Each line that holds the word "when" should be returned.

────────────────────

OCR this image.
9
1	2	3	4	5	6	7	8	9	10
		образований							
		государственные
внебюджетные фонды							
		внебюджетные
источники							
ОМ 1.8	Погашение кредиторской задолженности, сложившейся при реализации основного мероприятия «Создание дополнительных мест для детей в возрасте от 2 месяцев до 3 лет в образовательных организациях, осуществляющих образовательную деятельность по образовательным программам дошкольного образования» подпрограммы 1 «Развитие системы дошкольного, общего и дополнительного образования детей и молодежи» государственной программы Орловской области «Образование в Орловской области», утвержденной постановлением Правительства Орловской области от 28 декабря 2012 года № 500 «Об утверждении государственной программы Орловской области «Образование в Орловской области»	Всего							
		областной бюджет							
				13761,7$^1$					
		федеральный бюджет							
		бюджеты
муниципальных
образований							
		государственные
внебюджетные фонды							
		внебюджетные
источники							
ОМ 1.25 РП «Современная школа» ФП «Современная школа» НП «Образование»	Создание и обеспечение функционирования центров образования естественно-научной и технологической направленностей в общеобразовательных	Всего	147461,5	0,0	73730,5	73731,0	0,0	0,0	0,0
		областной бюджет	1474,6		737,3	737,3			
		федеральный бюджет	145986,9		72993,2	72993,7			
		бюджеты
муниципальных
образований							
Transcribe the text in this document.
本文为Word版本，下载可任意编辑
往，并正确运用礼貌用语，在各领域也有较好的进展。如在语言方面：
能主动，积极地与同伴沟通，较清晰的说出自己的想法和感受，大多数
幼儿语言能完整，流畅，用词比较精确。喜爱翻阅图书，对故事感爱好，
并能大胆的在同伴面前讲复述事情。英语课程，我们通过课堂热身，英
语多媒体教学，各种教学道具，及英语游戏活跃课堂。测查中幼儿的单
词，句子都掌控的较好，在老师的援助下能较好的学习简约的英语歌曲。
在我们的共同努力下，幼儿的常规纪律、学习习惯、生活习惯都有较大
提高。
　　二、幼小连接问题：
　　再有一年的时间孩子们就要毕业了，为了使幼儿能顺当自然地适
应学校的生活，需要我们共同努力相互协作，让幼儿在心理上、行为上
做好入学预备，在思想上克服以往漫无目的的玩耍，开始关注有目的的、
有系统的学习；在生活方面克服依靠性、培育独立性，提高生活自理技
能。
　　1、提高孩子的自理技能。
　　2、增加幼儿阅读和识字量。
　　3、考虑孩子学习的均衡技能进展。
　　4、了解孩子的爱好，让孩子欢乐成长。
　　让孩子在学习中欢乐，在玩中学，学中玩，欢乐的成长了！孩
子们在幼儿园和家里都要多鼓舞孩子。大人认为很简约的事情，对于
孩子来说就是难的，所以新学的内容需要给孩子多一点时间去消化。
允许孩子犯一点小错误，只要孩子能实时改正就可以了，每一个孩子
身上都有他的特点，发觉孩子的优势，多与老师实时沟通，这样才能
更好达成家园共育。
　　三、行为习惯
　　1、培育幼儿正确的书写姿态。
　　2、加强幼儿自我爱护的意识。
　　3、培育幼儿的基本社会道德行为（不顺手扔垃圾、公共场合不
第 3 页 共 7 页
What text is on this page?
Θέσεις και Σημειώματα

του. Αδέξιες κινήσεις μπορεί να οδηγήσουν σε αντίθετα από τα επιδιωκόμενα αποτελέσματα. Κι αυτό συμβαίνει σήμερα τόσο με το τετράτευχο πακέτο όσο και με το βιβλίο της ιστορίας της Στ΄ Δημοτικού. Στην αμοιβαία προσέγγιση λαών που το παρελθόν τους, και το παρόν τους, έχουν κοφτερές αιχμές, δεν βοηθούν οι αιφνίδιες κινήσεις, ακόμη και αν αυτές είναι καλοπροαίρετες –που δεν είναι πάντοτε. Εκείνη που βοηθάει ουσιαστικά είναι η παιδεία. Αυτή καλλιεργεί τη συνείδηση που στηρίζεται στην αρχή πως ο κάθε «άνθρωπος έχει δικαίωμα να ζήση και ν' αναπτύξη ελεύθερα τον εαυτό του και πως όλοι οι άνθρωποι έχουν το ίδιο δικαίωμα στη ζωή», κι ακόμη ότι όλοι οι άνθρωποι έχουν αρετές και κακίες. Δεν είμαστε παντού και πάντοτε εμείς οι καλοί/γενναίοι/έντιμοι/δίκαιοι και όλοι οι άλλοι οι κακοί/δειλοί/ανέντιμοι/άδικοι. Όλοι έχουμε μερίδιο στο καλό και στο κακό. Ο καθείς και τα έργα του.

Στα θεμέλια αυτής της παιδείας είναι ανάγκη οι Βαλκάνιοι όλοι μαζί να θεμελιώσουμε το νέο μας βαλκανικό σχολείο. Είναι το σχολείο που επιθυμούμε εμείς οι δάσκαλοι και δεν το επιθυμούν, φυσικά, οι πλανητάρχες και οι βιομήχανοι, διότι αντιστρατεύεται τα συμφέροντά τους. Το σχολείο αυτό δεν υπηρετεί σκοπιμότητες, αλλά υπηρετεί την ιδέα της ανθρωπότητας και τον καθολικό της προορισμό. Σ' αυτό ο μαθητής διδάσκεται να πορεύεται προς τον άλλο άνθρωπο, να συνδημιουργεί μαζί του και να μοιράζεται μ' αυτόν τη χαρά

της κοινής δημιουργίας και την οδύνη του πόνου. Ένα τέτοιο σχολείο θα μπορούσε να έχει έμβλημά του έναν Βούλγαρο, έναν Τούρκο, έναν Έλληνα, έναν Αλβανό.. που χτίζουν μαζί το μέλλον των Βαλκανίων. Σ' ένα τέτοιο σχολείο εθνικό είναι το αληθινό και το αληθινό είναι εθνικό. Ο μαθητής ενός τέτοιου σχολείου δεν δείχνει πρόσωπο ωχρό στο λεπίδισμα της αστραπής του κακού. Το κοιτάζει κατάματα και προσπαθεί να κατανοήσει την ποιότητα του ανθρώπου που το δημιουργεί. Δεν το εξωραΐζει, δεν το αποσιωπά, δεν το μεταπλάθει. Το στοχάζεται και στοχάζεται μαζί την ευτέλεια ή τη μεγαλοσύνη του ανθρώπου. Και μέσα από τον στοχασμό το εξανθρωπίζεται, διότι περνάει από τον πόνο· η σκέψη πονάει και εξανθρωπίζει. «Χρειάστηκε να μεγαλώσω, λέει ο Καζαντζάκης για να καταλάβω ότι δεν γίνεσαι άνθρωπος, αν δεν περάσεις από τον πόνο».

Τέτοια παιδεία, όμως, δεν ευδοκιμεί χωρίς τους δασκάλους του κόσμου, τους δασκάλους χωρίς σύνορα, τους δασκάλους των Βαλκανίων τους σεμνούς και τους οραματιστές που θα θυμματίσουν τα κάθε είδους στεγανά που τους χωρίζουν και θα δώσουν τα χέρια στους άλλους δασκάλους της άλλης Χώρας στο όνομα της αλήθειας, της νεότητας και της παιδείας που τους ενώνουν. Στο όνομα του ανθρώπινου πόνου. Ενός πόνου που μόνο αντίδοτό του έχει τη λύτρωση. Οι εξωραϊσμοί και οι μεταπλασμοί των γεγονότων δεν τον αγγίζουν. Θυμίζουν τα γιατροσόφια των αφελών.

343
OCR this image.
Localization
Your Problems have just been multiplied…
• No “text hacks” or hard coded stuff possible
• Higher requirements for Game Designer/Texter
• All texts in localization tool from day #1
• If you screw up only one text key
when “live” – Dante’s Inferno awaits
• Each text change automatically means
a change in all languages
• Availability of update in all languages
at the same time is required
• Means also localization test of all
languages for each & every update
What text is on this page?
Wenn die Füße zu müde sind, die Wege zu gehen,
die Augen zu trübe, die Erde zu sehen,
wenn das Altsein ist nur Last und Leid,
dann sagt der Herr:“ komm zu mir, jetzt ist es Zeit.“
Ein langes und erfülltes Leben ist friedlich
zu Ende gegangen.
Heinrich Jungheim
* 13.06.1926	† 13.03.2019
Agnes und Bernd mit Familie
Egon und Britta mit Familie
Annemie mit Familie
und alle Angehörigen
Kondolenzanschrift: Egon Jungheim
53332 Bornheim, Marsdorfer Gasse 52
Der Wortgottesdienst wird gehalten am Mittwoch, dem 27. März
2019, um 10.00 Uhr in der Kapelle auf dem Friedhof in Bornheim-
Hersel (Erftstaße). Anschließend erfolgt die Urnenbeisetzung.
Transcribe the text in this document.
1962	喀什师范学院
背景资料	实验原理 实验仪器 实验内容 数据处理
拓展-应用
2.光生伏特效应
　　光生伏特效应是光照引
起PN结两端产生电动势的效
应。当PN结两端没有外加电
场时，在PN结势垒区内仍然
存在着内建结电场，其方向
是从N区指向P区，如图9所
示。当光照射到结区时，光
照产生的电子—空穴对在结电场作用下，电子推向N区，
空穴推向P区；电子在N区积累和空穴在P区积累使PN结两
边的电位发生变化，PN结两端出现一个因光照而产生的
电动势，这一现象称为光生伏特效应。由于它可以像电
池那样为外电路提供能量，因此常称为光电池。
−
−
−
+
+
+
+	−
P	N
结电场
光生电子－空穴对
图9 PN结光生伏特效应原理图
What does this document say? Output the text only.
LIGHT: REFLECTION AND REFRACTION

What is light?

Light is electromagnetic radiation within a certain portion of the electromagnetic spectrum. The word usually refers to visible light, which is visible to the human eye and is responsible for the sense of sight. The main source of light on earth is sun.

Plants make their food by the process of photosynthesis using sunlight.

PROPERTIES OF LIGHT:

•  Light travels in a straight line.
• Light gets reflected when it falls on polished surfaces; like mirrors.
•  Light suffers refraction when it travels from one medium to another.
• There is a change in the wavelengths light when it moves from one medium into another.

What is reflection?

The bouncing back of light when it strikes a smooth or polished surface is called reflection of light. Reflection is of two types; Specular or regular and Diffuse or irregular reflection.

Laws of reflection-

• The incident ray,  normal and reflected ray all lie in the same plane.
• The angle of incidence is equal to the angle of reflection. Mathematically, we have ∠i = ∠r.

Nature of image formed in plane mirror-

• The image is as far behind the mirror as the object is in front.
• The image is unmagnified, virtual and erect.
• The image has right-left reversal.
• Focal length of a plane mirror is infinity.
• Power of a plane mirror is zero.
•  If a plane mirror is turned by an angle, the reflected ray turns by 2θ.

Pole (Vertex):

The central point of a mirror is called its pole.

────────────────────

> Task output:
when “live” – Dante’s Inferno awaits
• Light gets reflected when it falls on polished surfaces; like mirrors.
•  Light suffers refraction when it travels from one medium to another.
• There is a change in the wavelengths light when it moves from one medium into another.
The bouncing back of light when it strikes a smooth or polished surface is called reflection of light. Reflection is of two types; Specular or regular and Diffuse or irregular reflection.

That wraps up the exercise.